[Excerpts from a figure dataset]

┌──

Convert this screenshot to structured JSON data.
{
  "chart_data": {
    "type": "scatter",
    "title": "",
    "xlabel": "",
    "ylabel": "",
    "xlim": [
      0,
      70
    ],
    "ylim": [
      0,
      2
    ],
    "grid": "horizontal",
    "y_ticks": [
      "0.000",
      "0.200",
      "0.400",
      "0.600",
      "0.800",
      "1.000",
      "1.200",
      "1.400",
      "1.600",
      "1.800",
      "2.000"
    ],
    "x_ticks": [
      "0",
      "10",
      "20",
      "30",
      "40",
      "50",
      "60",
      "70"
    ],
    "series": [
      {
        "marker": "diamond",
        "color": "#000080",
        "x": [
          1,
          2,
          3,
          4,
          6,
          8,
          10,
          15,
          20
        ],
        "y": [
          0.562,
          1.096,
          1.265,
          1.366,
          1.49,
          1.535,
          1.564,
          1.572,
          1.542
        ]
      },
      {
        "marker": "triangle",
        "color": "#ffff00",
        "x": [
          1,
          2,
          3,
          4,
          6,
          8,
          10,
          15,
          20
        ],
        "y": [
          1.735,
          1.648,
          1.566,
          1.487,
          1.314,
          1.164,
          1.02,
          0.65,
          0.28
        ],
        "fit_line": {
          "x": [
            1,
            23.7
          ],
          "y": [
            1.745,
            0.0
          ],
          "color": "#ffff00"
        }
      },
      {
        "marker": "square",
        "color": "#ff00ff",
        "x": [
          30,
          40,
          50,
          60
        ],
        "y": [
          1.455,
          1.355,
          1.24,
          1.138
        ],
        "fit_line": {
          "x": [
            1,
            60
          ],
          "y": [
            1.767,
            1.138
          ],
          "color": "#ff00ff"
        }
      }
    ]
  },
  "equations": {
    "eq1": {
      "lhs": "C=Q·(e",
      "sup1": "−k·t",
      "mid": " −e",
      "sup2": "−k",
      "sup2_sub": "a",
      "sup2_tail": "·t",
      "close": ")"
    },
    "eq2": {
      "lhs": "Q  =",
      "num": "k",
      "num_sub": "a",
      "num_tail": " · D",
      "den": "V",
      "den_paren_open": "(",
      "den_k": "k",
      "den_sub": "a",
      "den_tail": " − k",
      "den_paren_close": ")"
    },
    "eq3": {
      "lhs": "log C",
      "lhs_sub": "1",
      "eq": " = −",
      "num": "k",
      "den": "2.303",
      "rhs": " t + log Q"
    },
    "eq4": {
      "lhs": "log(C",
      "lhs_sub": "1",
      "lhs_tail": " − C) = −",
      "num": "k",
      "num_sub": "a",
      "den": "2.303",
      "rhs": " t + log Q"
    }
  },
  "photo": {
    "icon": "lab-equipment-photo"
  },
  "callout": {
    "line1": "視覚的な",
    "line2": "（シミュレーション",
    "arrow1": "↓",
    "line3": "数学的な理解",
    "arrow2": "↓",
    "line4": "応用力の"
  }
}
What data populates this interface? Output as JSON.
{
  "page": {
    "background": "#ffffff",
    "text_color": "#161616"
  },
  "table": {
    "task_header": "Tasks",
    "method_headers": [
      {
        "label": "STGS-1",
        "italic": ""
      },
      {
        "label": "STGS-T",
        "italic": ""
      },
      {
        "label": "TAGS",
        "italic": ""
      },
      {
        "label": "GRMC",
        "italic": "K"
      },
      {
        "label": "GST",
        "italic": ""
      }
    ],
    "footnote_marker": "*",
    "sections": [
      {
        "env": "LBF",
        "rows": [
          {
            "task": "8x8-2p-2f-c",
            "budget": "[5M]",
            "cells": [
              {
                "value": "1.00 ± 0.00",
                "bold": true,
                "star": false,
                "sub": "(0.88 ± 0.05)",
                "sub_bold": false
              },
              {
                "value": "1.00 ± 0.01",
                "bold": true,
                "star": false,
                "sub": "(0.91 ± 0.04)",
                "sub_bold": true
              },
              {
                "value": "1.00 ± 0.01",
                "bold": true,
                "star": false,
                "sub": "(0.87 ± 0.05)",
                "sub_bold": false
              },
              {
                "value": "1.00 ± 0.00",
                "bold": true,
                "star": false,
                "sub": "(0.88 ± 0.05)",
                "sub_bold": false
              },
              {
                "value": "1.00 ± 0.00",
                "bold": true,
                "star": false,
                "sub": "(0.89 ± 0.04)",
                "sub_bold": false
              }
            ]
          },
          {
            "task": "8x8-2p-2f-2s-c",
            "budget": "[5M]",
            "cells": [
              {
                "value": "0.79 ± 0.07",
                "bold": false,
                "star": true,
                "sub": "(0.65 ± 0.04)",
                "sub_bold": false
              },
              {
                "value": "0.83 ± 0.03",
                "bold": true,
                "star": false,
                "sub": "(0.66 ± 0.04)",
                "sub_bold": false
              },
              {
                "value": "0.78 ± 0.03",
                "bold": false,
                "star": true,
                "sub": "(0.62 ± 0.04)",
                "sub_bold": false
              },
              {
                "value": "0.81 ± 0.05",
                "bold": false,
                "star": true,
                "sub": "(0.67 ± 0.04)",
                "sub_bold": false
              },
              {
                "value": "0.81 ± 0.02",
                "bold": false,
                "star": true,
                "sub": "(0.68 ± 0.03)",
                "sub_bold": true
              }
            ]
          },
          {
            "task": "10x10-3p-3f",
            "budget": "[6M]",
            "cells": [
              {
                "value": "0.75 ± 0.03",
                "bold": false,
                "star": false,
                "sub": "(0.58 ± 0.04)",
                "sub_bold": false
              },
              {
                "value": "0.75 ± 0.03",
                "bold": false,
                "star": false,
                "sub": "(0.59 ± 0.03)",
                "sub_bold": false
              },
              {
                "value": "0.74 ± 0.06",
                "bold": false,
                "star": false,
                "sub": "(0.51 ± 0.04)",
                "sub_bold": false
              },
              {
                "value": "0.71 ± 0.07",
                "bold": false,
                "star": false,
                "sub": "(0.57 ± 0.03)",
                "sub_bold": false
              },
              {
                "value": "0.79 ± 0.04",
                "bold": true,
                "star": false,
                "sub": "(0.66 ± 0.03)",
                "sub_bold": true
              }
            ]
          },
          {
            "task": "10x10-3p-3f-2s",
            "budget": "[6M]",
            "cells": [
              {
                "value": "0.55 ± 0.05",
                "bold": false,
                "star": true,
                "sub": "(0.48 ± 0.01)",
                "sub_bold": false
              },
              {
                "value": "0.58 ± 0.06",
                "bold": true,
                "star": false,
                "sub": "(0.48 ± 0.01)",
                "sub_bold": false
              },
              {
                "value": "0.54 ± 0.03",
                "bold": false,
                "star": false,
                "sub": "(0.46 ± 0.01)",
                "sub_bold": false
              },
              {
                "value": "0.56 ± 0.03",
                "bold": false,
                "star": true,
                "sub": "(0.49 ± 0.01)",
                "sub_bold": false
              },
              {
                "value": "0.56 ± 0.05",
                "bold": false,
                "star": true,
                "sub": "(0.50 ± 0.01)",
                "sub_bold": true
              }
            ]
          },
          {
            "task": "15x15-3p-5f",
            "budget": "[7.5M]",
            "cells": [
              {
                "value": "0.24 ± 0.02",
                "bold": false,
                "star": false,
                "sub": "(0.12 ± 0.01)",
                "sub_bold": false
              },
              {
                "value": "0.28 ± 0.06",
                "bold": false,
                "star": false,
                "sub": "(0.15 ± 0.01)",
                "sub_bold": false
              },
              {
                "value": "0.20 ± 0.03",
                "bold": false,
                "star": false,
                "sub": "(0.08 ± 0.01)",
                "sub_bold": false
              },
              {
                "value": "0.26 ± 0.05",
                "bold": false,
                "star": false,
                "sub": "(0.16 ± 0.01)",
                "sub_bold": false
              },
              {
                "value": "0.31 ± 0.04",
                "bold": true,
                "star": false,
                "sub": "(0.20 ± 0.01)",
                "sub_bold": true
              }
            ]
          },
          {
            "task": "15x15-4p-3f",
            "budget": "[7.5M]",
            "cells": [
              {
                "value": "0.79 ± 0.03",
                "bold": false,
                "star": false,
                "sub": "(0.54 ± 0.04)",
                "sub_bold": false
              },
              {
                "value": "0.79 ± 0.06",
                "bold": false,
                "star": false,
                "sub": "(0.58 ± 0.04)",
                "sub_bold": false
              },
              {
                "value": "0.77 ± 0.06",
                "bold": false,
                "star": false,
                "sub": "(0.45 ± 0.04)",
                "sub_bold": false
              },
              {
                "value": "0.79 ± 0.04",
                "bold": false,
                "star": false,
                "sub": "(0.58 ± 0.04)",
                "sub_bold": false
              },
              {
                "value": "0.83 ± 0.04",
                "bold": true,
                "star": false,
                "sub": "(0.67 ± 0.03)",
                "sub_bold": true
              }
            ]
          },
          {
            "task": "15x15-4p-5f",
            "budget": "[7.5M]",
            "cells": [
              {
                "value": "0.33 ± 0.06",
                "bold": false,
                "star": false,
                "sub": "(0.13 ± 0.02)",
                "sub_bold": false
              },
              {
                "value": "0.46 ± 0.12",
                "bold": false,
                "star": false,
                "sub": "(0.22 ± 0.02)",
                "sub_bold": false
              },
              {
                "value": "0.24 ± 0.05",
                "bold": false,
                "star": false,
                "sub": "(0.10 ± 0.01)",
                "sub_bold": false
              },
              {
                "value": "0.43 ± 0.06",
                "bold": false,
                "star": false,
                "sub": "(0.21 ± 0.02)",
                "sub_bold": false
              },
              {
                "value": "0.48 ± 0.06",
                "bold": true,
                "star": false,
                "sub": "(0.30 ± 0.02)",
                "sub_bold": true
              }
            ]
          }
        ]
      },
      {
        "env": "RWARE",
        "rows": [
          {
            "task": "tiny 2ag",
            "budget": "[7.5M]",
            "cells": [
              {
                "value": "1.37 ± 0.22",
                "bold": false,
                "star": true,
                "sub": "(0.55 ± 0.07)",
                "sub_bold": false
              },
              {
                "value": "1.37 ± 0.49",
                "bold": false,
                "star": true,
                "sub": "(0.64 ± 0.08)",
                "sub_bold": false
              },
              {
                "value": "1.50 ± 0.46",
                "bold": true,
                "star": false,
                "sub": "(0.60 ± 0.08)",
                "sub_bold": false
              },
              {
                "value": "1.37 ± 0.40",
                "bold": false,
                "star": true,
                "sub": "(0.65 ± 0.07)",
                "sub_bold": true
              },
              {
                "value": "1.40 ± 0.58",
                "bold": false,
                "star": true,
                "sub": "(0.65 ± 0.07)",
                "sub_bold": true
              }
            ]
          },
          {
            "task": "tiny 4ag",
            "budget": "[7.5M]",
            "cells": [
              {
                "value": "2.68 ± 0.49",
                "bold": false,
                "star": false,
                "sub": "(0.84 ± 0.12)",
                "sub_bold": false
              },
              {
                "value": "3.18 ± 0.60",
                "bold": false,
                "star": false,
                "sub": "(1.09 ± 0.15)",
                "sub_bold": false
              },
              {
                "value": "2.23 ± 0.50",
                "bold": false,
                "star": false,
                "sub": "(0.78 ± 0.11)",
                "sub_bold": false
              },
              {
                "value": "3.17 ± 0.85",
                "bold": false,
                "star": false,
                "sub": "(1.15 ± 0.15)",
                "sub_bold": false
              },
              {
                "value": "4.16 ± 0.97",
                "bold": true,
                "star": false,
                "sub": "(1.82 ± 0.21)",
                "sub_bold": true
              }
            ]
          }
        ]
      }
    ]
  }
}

└──

Given request: Copy every line from the records above that contains the word "this".

Answer below:
Convert this screenshot to structured JSON data.
What data populates this interface? Output as JSON.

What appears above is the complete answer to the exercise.